■ Task objective:
In the copy, include every entry exactly but none of the pictures.

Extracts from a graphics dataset
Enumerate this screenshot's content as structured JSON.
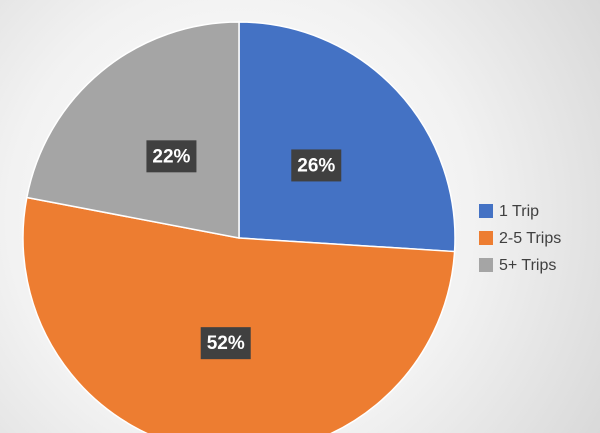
{
  "chart_data": {
    "type": "pie",
    "categories": [
      "1 Trip",
      "2-5 Trips",
      "5+ Trips"
    ],
    "values": [
      26,
      52,
      22
    ],
    "value_labels": [
      "26%",
      "52%",
      "22%"
    ],
    "colors": [
      "#4472c4",
      "#ed7d31",
      "#a5a5a5"
    ],
    "legend": "right"
  }
}
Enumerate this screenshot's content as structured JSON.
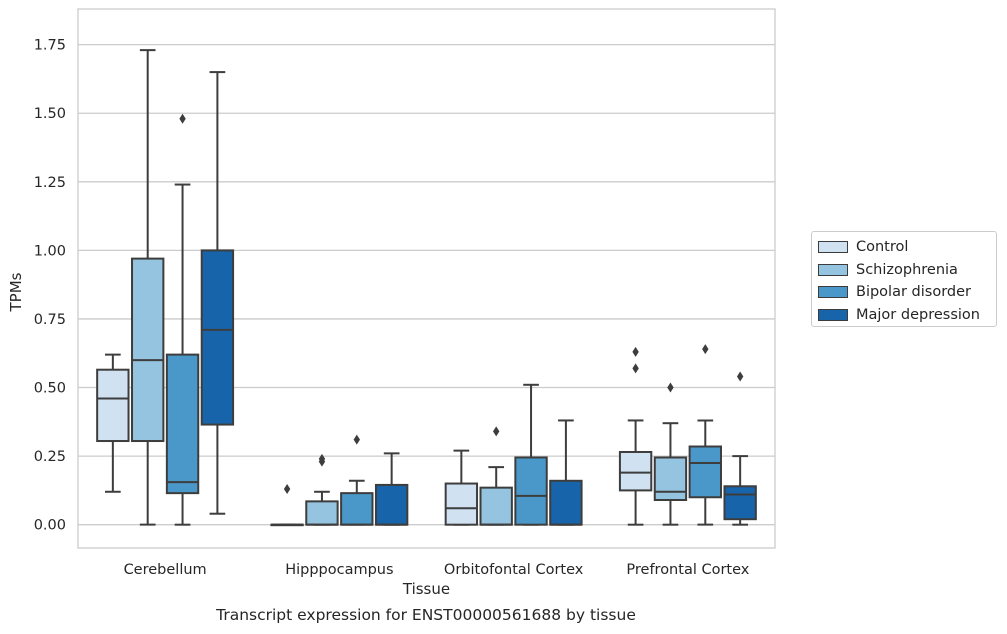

■ Solution:
Enumerate this screenshot's content as structured JSON.
{
  "chart_data": {
    "type": "pie",
    "categories": [
      "1 Trip",
      "2-5 Trips",
      "5+ Trips"
    ],
    "values": [
      26,
      52,
      22
    ],
    "value_labels": [
      "26%",
      "52%",
      "22%"
    ],
    "colors": [
      "#4472c4",
      "#ed7d31",
      "#a5a5a5"
    ],
    "legend": "right"
  }
}
Enumerate this screenshot's content as structured JSON.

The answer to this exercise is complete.